● Request
Quote every line below exactly as it reads.

Items from a figure collection
━━━━━━━━━━━━━━━━━━━━

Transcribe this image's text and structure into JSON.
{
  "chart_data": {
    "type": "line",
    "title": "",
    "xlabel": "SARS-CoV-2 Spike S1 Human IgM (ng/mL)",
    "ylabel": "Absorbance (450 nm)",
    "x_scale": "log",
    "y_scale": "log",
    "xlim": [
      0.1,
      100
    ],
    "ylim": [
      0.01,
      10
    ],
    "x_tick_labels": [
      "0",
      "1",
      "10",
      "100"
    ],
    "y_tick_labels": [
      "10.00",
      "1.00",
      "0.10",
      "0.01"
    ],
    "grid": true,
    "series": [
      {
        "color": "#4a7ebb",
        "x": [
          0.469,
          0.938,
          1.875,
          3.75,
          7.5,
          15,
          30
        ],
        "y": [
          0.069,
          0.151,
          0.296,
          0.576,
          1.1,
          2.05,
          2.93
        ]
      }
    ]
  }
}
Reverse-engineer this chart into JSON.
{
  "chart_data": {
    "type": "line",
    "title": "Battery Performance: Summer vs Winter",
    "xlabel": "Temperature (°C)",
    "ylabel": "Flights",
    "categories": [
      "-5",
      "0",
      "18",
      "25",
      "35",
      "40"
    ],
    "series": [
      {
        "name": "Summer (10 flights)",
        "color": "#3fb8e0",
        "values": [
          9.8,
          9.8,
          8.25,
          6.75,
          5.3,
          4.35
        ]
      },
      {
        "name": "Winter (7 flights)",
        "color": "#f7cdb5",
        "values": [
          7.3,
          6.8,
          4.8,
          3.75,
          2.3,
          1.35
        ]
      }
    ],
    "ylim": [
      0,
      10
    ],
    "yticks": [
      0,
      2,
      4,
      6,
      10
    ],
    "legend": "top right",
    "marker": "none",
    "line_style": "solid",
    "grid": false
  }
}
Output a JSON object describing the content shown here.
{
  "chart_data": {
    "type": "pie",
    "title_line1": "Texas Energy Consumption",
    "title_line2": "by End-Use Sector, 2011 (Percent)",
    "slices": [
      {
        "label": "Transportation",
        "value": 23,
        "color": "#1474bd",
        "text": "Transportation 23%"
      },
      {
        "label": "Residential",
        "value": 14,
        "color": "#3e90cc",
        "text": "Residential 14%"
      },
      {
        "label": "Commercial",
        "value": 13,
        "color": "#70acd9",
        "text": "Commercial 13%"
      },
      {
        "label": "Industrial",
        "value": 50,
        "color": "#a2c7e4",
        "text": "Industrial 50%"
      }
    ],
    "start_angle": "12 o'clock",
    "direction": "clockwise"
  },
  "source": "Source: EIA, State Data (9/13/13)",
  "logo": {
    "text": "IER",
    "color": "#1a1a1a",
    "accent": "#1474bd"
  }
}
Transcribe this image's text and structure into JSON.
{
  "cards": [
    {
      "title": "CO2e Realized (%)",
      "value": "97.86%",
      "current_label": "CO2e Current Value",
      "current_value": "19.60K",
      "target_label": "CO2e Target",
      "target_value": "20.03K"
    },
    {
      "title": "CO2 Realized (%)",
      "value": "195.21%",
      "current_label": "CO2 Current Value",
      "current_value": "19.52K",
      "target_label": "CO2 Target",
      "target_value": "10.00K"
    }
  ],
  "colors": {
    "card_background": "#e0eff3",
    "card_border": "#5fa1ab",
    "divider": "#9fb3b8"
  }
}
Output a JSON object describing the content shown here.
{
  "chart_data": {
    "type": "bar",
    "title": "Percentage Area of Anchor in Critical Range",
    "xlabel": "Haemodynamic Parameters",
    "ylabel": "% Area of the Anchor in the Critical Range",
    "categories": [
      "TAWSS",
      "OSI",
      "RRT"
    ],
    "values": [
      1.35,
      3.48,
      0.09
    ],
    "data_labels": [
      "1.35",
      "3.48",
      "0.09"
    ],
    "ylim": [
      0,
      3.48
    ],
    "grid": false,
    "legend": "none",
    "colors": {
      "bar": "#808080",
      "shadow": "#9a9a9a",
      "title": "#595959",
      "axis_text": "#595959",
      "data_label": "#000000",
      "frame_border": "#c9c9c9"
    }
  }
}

━━━━━━━━━━━━━━━━━━━━

● Written reply
Transcribe this image's text and structure into JSON.
{
  "chart_data": {
    "type": "line",
    "title": "",
    "xlabel": "SARS-CoV-2 Spike S1 Human IgM (ng/mL)",
    "ylabel": "Absorbance (450 nm)",
    "x_scale": "log",
    "y_scale": "log",
    "xlim": [
      0.1,
      100
    ],
    "ylim": [
      0.01,
      10
    ],
    "x_tick_labels": [
      "0",
      "1",
      "10",
      "100"
    ],
    "y_tick_labels": [
      "10.00",
      "1.00",
      "0.10",
      "0.01"
    ],
    "grid": true,
    "series": [
      {
        "color": "#4a7ebb",
        "x": [
          0.469,
          0.938,
          1.875,
          3.75,
          7.5,
          15,
          30
        ],
        "y": [
          0.069,
          0.151,
          0.296,
          0.576,
          1.1,
          2.05,
          2.93
        ]
      }
    ]
  }
}
Reverse-engineer this chart into JSON.
{
  "chart_data": {
    "type": "line",
    "title": "Battery Performance: Summer vs Winter",
    "xlabel": "Temperature (°C)",
    "ylabel": "Flights",
    "categories": [
      "-5",
      "0",
      "18",
      "25",
      "35",
      "40"
    ],
    "series": [
      {
        "name": "Summer (10 flights)",
        "color": "#3fb8e0",
        "values": [
          9.8,
          9.8,
          8.25,
          6.75,
          5.3,
          4.35
        ]
      },
      {
        "name": "Winter (7 flights)",
        "color": "#f7cdb5",
        "values": [
          7.3,
          6.8,
          4.8,
          3.75,
          2.3,
          1.35
        ]
      }
    ],
    "ylim": [
      0,
      10
    ],
    "yticks": [
      0,
      2,
      4,
      6,
      10
    ],
    "legend": "top right",
    "marker": "none",
    "line_style": "solid",
    "grid": false
  }
}
Output a JSON object describing the content shown here.
{
  "chart_data": {
    "type": "pie",
    "title_line1": "Texas Energy Consumption",
    "title_line2": "by End-Use Sector, 2011 (Percent)",
    "slices": [
      {
        "label": "Transportation",
        "value": 23,
        "color": "#1474bd",
        "text": "Transportation 23%"
      },
      {
        "label": "Residential",
        "value": 14,
        "color": "#3e90cc",
        "text": "Residential 14%"
      },
      {
        "label": "Commercial",
        "value": 13,
        "color": "#70acd9",
        "text": "Commercial 13%"
      },
      {
        "label": "Industrial",
        "value": 50,
        "color": "#a2c7e4",
        "text": "Industrial 50%"
      }
    ],
    "start_angle": "12 o'clock",
    "direction": "clockwise"
  },
  "source": "Source: EIA, State Data (9/13/13)",
  "logo": {
    "text": "IER",
    "color": "#1a1a1a",
    "accent": "#1474bd"
  }
}
Transcribe this image's text and structure into JSON.
{
  "cards": [
    {
      "title": "CO2e Realized (%)",
      "value": "97.86%",
      "current_label": "CO2e Current Value",
      "current_value": "19.60K",
      "target_label": "CO2e Target",
      "target_value": "20.03K"
    },
    {
      "title": "CO2 Realized (%)",
      "value": "195.21%",
      "current_label": "CO2 Current Value",
      "current_value": "19.52K",
      "target_label": "CO2 Target",
      "target_value": "10.00K"
    }
  ],
  "colors": {
    "card_background": "#e0eff3",
    "card_border": "#5fa1ab",
    "divider": "#9fb3b8"
  }
}
Output a JSON object describing the content shown here.
{
  "chart_data": {
    "type": "bar",
    "title": "Percentage Area of Anchor in Critical Range",
    "xlabel": "Haemodynamic Parameters",
    "ylabel": "% Area of the Anchor in the Critical Range",
    "categories": [
      "TAWSS",
      "OSI",
      "RRT"
    ],
    "values": [
      1.35,
      3.48,
      0.09
    ],
    "data_labels": [
      "1.35",
      "3.48",
      "0.09"
    ],
    "ylim": [
      0,
      3.48
    ],
    "grid": false,
    "legend": "none",
    "colors": {
      "bar": "#808080",
      "shadow": "#9a9a9a",
      "title": "#595959",
      "axis_text": "#595959",
      "data_label": "#000000",
      "frame_border": "#c9c9c9"
    }
  }
}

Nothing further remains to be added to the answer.